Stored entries

....................

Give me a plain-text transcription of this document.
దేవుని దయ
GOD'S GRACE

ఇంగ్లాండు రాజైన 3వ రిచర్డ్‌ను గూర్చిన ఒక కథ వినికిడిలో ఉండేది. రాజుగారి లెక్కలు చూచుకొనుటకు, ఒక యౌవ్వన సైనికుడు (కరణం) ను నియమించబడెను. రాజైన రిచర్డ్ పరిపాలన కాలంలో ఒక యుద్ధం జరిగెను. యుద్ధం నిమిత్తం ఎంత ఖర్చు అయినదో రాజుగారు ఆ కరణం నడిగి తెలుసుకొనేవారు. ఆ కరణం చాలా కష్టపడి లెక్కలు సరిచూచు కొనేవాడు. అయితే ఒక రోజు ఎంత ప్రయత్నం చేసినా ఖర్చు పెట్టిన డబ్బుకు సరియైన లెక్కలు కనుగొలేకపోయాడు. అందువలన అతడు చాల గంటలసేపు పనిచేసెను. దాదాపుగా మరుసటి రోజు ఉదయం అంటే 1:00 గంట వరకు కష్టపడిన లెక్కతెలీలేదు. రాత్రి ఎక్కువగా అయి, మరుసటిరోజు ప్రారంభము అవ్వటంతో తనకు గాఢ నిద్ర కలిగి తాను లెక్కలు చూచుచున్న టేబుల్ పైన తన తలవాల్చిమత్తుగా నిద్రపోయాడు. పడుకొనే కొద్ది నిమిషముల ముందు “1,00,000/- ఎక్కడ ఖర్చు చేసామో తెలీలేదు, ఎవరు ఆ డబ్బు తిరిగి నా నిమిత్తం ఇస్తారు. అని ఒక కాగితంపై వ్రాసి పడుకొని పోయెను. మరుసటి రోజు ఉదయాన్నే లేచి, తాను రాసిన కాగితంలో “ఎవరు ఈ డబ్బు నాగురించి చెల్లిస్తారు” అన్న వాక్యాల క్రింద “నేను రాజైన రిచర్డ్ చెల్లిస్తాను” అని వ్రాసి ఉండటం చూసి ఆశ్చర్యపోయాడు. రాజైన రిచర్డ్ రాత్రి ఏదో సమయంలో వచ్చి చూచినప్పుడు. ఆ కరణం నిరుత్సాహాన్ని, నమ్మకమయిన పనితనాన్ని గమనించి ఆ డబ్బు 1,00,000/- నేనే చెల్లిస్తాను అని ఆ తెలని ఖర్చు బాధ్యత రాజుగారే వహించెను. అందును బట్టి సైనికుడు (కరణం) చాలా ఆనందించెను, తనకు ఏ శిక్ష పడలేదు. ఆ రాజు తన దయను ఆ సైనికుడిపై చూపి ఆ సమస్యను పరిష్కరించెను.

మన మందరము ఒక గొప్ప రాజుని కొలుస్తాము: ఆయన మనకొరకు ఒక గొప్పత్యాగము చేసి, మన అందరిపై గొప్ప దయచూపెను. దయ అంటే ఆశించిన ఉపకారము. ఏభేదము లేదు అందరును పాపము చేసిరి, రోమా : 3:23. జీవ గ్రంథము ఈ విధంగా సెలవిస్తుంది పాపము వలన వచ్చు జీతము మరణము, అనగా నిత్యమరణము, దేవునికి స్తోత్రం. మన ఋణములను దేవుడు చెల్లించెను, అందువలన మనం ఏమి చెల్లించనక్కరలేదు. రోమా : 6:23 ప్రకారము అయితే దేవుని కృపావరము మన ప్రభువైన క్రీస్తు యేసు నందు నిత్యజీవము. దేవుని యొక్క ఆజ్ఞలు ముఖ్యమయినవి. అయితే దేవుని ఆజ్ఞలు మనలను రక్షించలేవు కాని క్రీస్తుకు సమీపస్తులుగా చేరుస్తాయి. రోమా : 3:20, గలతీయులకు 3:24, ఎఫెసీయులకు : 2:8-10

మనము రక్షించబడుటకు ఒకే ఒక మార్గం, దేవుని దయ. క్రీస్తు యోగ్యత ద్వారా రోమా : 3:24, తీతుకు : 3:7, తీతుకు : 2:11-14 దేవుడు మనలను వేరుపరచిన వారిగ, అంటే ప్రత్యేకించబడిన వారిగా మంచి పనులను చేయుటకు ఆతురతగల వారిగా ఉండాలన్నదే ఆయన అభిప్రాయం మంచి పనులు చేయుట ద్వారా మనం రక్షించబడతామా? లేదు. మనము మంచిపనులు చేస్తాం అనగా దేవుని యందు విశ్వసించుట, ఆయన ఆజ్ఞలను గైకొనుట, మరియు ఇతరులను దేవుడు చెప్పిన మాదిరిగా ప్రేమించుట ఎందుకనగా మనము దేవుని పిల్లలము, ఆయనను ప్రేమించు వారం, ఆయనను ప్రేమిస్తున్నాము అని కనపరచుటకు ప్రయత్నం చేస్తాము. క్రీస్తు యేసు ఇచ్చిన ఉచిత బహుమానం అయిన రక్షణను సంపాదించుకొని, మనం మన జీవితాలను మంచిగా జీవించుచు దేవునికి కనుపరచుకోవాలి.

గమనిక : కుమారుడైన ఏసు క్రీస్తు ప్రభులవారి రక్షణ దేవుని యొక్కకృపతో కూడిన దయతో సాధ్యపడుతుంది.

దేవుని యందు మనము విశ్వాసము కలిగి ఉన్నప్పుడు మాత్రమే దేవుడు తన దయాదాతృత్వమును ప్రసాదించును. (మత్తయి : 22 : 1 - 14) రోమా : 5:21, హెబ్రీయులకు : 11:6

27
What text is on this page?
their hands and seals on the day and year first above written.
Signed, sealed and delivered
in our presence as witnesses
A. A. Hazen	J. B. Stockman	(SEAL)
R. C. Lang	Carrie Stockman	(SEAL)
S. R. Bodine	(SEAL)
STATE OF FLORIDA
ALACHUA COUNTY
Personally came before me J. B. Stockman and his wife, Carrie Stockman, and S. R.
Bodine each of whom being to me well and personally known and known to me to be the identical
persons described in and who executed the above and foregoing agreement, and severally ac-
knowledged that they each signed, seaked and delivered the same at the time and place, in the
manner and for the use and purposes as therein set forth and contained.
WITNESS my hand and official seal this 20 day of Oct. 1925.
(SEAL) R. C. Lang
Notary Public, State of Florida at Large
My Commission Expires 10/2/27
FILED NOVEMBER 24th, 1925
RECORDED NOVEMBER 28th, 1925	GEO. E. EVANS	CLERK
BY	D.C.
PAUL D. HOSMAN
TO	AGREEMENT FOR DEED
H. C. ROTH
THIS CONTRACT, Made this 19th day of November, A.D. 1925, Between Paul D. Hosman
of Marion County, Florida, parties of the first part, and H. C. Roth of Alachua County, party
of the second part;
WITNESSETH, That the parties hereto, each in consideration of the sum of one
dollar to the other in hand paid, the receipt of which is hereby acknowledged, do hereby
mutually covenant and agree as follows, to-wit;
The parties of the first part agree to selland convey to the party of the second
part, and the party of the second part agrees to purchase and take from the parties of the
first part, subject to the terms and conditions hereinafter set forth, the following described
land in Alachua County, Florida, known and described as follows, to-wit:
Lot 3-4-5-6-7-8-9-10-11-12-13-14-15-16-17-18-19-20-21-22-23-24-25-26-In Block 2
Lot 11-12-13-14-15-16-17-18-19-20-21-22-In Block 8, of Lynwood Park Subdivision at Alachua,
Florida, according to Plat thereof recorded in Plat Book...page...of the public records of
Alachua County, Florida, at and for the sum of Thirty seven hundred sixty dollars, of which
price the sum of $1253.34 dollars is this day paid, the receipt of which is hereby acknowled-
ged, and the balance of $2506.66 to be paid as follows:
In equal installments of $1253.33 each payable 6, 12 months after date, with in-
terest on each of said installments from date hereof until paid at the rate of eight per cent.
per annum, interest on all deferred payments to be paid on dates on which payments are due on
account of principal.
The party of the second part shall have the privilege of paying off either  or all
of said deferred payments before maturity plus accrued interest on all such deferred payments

....................

Aim of the task
Report how many lines hold the string "page", giving the number and nothing else.

In response
2